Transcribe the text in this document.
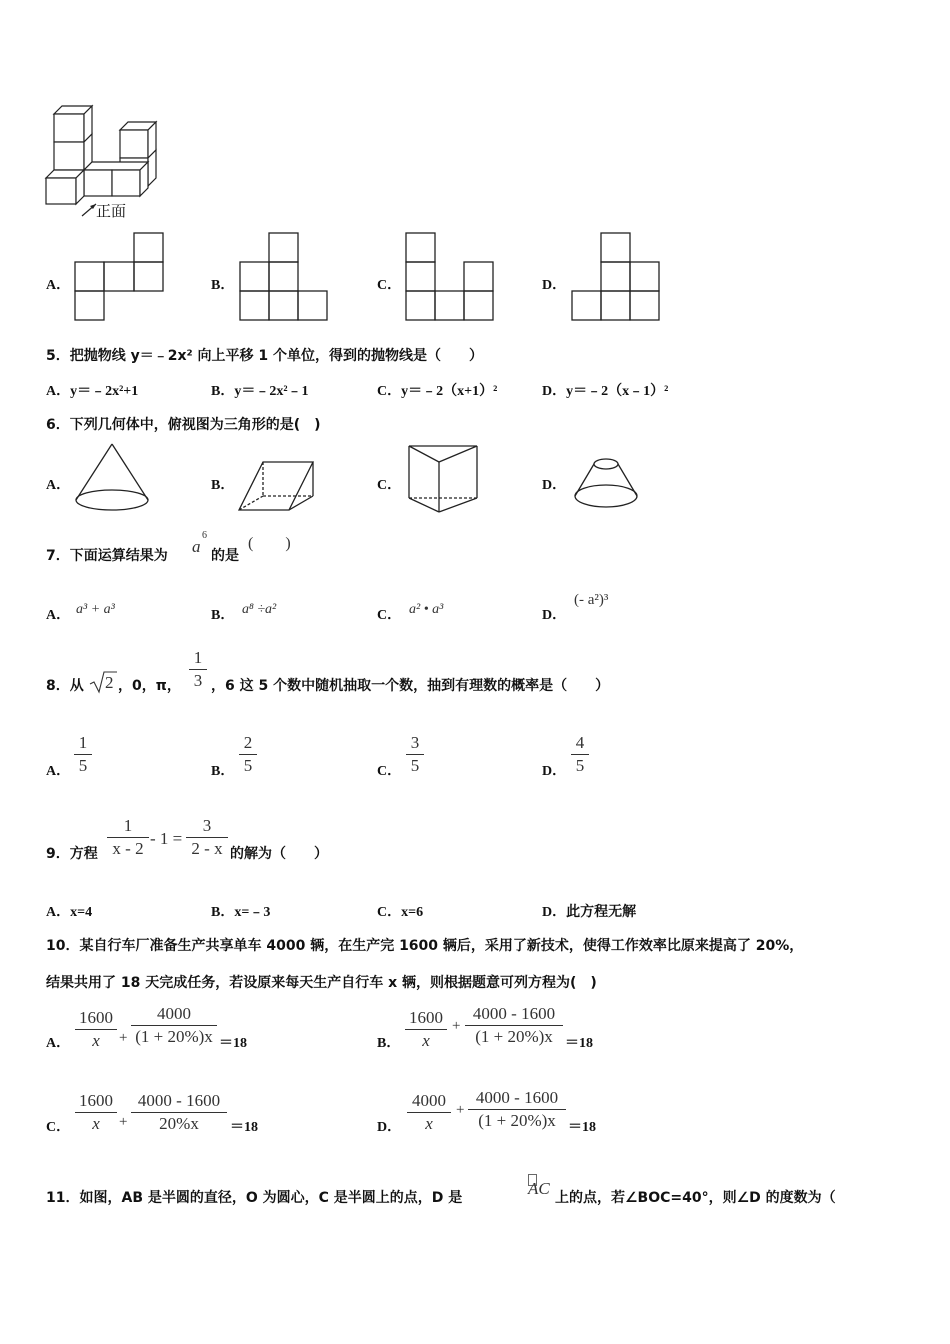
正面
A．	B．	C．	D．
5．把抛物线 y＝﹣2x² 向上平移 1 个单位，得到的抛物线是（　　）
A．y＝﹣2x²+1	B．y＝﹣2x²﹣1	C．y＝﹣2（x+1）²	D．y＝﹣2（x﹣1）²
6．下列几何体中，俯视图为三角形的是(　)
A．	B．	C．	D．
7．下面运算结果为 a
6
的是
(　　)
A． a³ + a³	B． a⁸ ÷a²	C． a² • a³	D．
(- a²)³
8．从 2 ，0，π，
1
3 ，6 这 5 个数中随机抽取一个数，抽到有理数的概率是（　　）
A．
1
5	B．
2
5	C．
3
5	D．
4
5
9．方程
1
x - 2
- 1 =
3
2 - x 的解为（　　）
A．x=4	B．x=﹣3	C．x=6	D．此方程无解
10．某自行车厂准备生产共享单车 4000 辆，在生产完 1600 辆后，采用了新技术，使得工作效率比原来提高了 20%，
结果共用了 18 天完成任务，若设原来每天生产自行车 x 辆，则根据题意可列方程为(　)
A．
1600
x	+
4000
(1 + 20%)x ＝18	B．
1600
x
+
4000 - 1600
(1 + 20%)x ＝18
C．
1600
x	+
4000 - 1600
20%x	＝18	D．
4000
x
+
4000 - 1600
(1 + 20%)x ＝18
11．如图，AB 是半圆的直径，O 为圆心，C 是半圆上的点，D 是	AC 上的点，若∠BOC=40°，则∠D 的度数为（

...

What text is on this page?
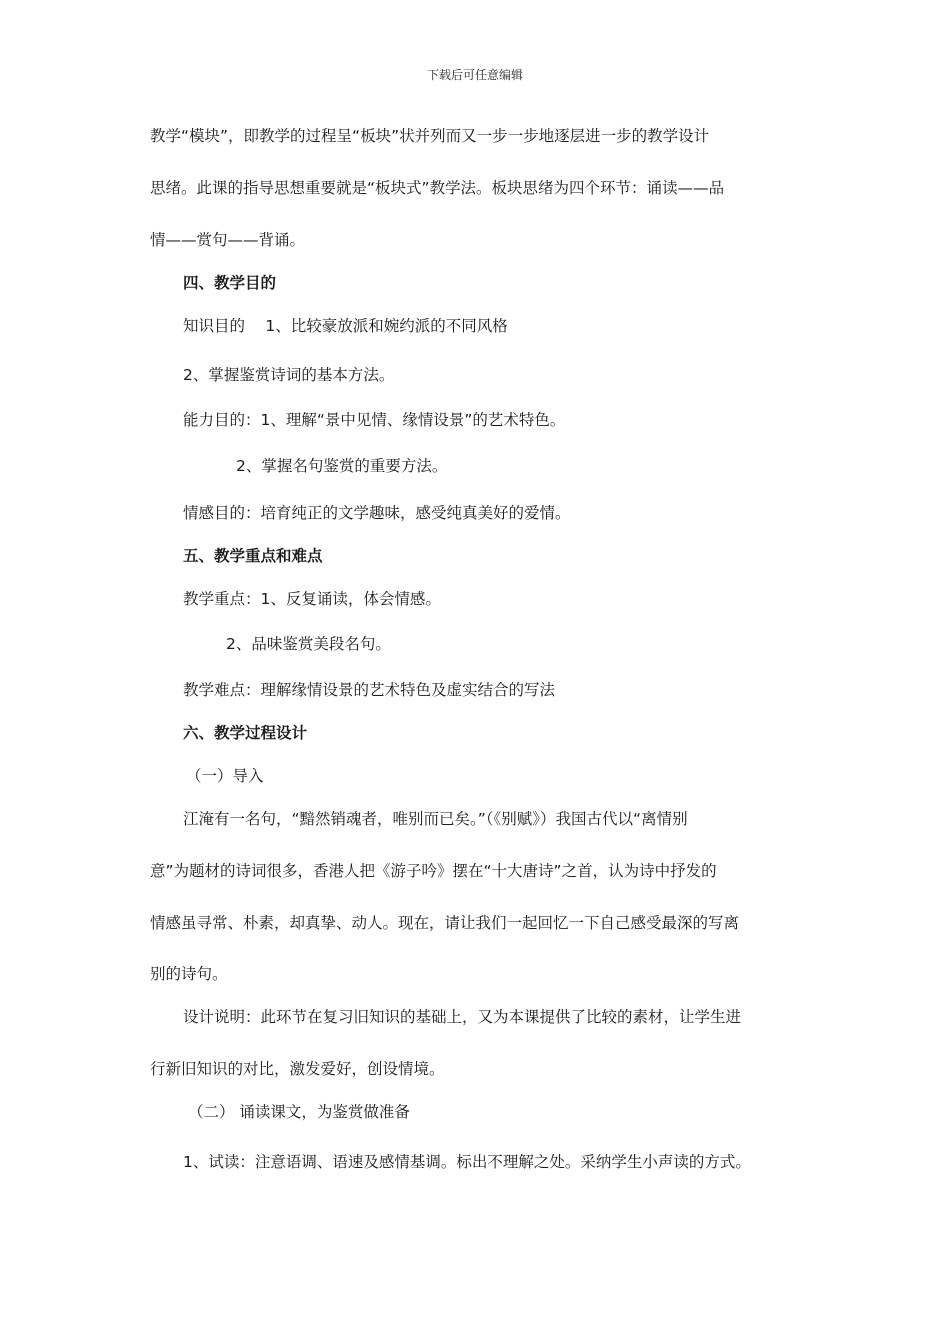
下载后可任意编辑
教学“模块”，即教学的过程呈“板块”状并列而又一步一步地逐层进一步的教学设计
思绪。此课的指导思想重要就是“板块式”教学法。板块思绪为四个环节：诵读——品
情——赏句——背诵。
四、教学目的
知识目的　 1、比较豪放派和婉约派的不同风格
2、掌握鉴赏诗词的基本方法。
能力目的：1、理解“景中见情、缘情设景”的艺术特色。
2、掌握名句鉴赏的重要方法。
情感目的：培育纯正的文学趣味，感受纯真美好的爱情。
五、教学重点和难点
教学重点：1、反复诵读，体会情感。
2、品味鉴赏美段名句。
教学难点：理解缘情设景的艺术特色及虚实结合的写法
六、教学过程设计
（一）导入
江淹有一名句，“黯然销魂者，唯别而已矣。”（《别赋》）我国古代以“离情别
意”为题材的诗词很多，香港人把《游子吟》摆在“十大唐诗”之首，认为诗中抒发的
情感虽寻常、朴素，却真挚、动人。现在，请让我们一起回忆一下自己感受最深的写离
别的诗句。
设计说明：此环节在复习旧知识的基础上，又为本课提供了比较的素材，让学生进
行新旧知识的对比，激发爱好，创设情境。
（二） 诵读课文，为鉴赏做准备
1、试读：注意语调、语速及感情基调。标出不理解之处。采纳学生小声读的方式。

--

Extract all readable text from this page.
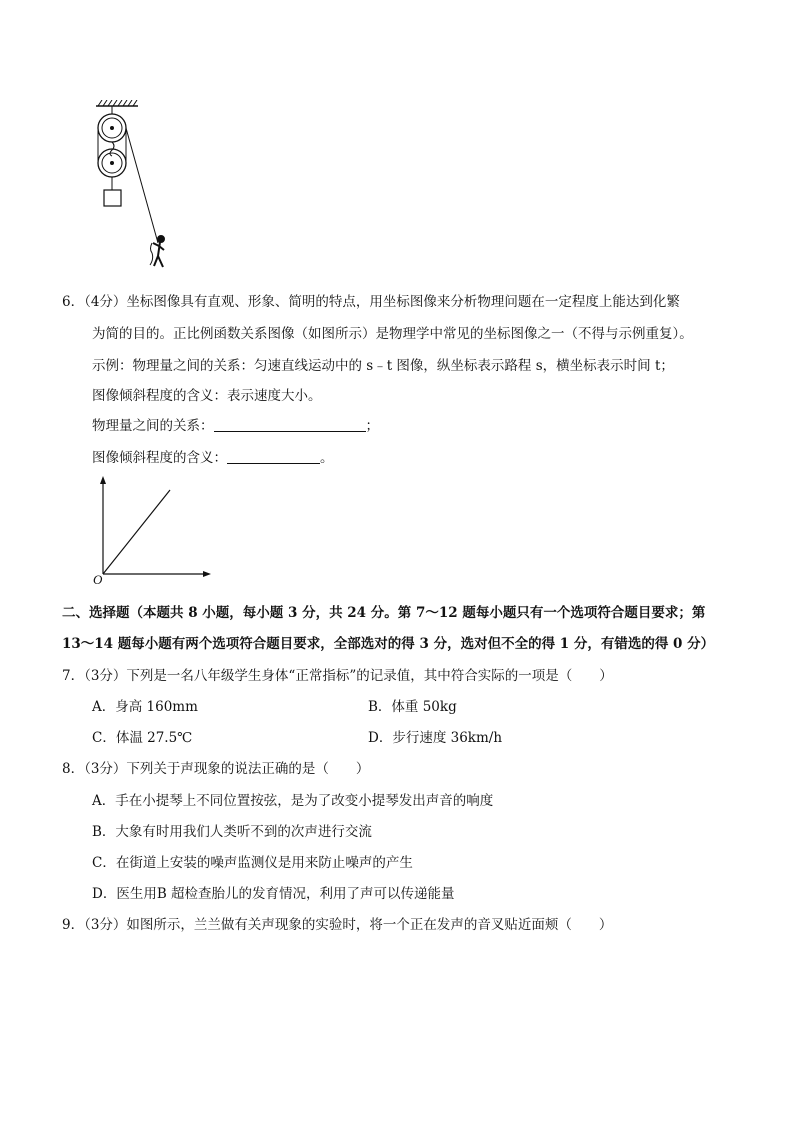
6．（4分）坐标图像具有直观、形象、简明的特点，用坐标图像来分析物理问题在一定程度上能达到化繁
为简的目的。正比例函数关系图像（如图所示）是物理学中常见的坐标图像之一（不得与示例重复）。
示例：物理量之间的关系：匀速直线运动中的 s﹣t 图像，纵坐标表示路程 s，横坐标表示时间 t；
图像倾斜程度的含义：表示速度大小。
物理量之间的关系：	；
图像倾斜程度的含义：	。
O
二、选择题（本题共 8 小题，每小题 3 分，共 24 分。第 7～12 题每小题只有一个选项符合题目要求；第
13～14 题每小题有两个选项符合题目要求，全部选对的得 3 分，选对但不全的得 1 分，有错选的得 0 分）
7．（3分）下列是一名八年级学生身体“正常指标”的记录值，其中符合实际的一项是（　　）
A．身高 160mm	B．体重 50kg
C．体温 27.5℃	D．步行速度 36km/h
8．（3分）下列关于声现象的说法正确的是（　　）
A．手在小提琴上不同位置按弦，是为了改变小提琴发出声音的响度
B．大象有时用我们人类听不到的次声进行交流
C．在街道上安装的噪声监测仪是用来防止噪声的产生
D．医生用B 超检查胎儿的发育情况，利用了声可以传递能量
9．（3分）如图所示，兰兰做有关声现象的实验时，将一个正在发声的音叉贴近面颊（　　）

* **Task prompt**: Identify the lines in the entries that hold "如图所示" and return each one.

* **Response to the task**:
为简的目的。正比例函数关系图像（如图所示）是物理学中常见的坐标图像之一（不得与示例重复）。
9．（3分）如图所示，兰兰做有关声现象的实验时，将一个正在发声的音叉贴近面颊（　　）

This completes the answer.